• _Recorded data_:
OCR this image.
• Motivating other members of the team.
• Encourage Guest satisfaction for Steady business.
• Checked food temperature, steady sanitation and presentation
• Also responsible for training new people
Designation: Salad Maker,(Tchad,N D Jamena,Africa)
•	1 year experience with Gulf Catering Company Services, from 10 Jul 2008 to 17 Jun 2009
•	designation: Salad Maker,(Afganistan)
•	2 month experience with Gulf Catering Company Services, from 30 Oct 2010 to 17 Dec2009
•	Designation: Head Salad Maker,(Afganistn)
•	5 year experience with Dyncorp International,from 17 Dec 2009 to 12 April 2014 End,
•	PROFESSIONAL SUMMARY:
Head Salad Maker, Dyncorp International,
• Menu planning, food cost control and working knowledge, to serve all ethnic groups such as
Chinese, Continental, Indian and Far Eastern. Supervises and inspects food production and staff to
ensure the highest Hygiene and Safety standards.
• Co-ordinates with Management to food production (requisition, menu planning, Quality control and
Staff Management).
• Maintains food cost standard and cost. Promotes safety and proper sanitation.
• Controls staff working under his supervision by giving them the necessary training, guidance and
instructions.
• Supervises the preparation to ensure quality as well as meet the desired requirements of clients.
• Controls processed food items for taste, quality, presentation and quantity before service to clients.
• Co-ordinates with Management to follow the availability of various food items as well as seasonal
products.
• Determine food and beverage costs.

* * *

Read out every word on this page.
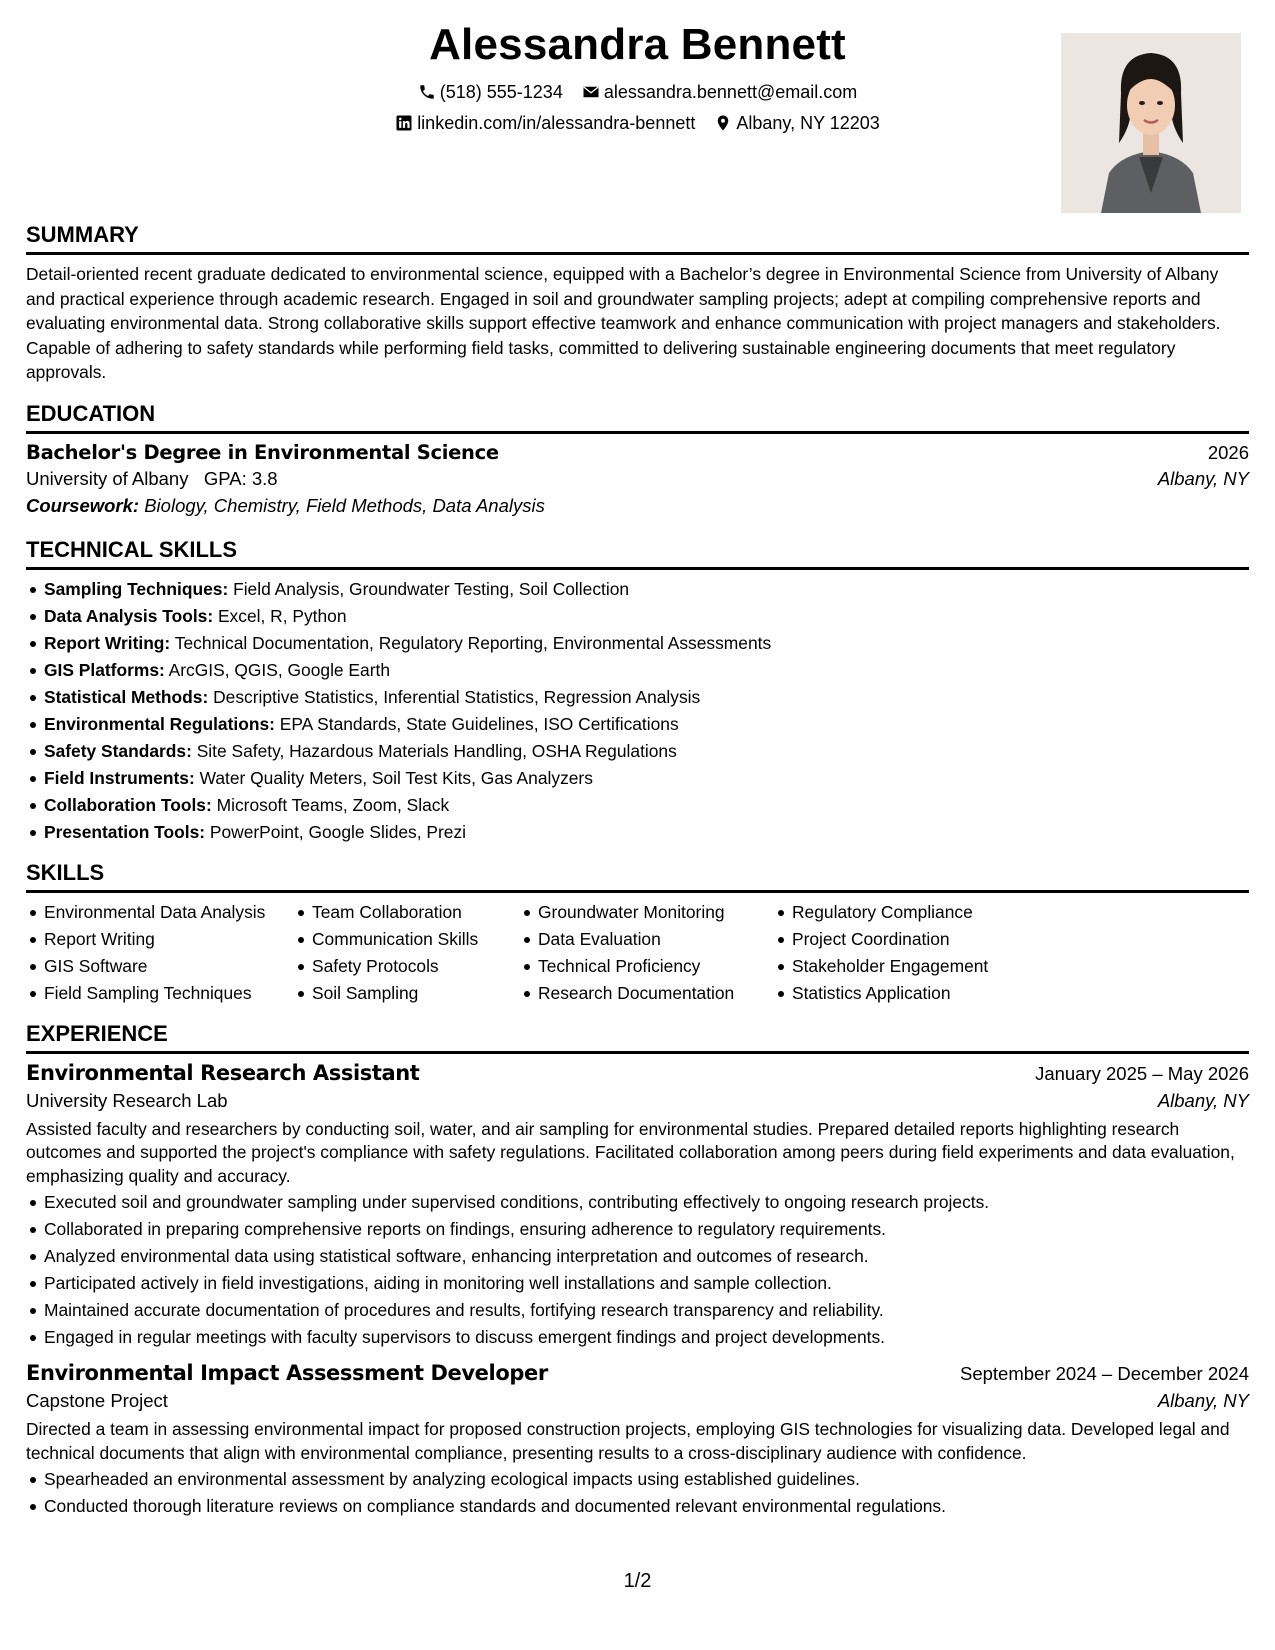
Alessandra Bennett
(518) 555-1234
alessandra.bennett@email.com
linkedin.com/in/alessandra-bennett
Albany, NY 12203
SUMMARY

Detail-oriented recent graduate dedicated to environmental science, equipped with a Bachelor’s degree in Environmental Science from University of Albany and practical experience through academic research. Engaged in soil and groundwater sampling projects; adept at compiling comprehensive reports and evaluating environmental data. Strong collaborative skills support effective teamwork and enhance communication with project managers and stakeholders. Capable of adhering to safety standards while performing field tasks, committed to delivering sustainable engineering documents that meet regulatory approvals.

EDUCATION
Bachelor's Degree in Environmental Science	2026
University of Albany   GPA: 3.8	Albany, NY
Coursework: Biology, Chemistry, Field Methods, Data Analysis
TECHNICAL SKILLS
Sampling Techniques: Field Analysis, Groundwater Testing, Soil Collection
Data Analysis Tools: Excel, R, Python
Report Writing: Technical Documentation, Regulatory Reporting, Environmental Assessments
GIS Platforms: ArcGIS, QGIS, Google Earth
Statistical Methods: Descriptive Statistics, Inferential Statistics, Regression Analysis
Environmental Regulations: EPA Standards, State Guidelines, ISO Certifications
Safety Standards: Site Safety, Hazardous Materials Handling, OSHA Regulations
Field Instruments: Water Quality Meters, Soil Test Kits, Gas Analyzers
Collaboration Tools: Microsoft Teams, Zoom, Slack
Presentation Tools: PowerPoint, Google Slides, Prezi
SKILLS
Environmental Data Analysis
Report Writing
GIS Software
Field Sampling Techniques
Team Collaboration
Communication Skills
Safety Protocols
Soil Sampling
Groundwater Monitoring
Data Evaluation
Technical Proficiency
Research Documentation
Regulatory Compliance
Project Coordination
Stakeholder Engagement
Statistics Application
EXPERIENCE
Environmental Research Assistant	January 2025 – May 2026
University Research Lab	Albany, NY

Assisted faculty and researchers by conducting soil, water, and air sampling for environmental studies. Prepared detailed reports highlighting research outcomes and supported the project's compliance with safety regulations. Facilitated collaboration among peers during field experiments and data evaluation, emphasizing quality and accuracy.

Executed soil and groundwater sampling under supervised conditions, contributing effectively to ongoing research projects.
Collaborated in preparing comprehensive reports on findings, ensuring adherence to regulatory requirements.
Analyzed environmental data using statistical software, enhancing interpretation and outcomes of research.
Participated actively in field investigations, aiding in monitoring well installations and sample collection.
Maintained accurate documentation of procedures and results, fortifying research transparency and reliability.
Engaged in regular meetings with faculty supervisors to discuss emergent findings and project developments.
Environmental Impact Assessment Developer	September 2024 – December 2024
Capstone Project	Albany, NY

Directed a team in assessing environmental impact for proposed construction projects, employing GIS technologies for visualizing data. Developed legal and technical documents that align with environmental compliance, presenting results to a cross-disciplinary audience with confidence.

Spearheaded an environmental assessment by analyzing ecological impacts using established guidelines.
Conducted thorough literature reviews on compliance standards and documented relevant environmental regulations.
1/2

==

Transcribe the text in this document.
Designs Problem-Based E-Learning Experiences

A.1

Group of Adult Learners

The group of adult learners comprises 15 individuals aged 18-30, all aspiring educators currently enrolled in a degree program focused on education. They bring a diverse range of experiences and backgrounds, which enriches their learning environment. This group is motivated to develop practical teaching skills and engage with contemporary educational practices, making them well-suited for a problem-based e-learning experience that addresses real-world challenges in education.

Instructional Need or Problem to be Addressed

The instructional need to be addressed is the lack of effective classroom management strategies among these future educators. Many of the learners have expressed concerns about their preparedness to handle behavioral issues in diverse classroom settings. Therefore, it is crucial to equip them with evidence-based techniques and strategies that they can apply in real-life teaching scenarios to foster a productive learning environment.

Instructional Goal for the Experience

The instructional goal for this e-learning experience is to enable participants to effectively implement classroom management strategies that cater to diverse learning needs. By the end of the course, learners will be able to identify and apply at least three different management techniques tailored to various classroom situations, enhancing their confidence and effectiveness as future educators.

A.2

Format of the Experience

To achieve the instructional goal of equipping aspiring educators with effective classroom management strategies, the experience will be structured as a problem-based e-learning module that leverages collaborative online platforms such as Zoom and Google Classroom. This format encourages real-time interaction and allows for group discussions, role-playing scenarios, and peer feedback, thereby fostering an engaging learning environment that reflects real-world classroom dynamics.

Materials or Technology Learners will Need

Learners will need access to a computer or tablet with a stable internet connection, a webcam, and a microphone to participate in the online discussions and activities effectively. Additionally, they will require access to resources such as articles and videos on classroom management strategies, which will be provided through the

• _Written problem_:
Which lines in the records above contain the string "world"? Copy each one.

• _Full output_:
The group of adult learners comprises 15 individuals aged 18-30, all aspiring educators currently enrolled in a degree program focused on education. They bring a diverse range of experiences and backgrounds, which enriches their learning environment. This group is motivated to develop practical teaching skills and engage with contemporary educational practices, making them well-suited for a problem-based e-learning experience that addresses real-world challenges in education.
To achieve the instructional goal of equipping aspiring educators with effective classroom management strategies, the experience will be structured as a problem-based e-learning module that leverages collaborative online platforms such as Zoom and Google Classroom. This format encourages real-time interaction and allows for group discussions, role-playing scenarios, and peer feedback, thereby fostering an engaging learning environment that reflects real-world classroom dynamics.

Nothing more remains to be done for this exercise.